(Collected data)
━━━━━━
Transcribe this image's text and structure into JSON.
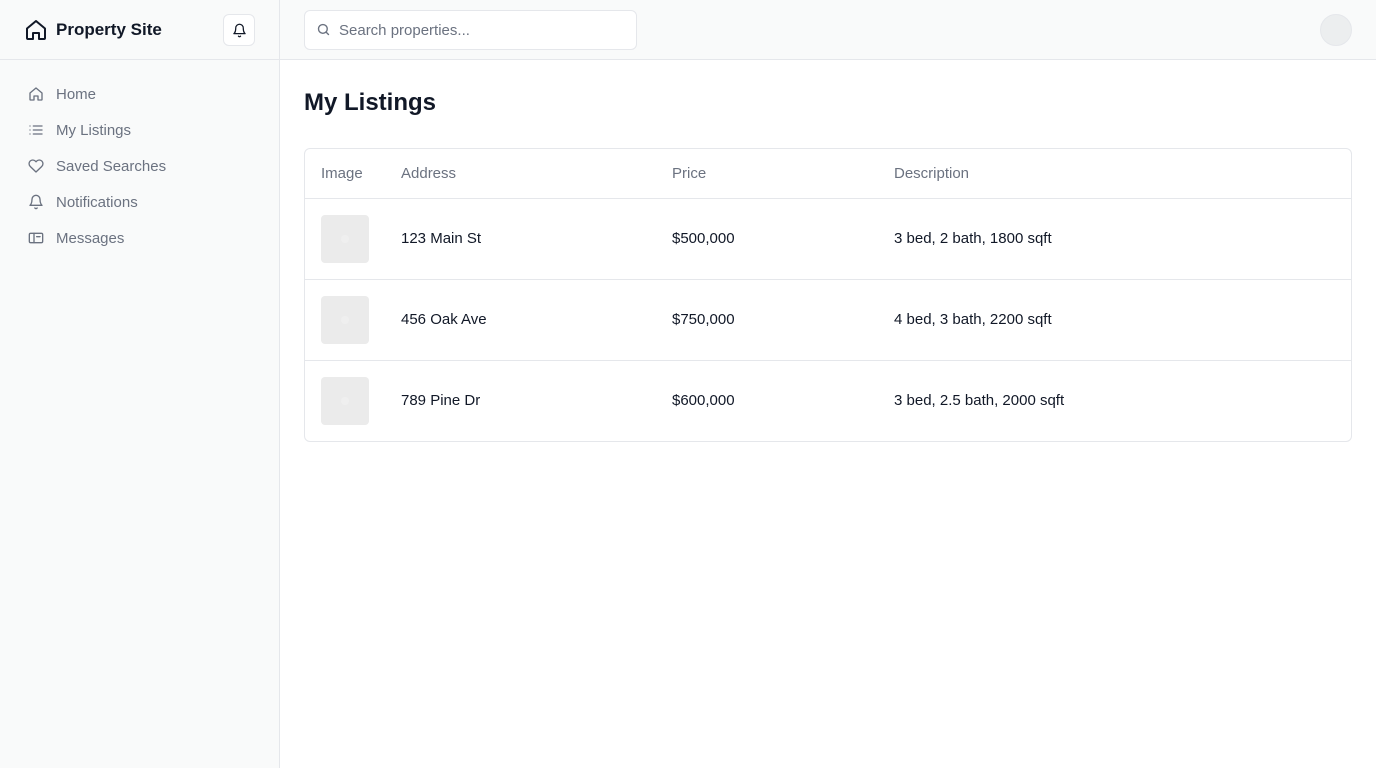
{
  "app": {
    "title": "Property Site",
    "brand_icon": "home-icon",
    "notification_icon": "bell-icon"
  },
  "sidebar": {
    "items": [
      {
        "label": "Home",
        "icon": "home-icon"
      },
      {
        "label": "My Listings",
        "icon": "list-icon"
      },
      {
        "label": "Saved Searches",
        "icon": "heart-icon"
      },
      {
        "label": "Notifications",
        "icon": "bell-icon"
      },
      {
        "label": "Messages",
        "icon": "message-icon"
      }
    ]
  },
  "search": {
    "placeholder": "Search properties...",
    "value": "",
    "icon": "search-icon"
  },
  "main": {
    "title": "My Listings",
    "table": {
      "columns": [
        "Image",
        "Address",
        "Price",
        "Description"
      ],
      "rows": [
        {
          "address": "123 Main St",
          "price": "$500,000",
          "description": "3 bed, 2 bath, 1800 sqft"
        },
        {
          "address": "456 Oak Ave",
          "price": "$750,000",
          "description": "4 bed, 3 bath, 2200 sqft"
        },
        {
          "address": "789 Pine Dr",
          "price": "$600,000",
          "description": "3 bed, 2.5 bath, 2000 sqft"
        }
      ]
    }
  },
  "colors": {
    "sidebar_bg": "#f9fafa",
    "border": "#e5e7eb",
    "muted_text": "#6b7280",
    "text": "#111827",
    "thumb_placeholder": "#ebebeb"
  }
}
━━━━━━
Exercise prompt: The entries above should be reproduced exactly, without their pictures.

The reply:
Transcribe this image's text and structure into JSON.
{
  "app": {
    "title": "Property Site",
    "brand_icon": "home-icon",
    "notification_icon": "bell-icon"
  },
  "sidebar": {
    "items": [
      {
        "label": "Home",
        "icon": "home-icon"
      },
      {
        "label": "My Listings",
        "icon": "list-icon"
      },
      {
        "label": "Saved Searches",
        "icon": "heart-icon"
      },
      {
        "label": "Notifications",
        "icon": "bell-icon"
      },
      {
        "label": "Messages",
        "icon": "message-icon"
      }
    ]
  },
  "search": {
    "placeholder": "Search properties...",
    "value": "",
    "icon": "search-icon"
  },
  "main": {
    "title": "My Listings",
    "table": {
      "columns": [
        "Image",
        "Address",
        "Price",
        "Description"
      ],
      "rows": [
        {
          "address": "123 Main St",
          "price": "$500,000",
          "description": "3 bed, 2 bath, 1800 sqft"
        },
        {
          "address": "456 Oak Ave",
          "price": "$750,000",
          "description": "4 bed, 3 bath, 2200 sqft"
        },
        {
          "address": "789 Pine Dr",
          "price": "$600,000",
          "description": "3 bed, 2.5 bath, 2000 sqft"
        }
      ]
    }
  },
  "colors": {
    "sidebar_bg": "#f9fafa",
    "border": "#e5e7eb",
    "muted_text": "#6b7280",
    "text": "#111827",
    "thumb_placeholder": "#ebebeb"
  }
}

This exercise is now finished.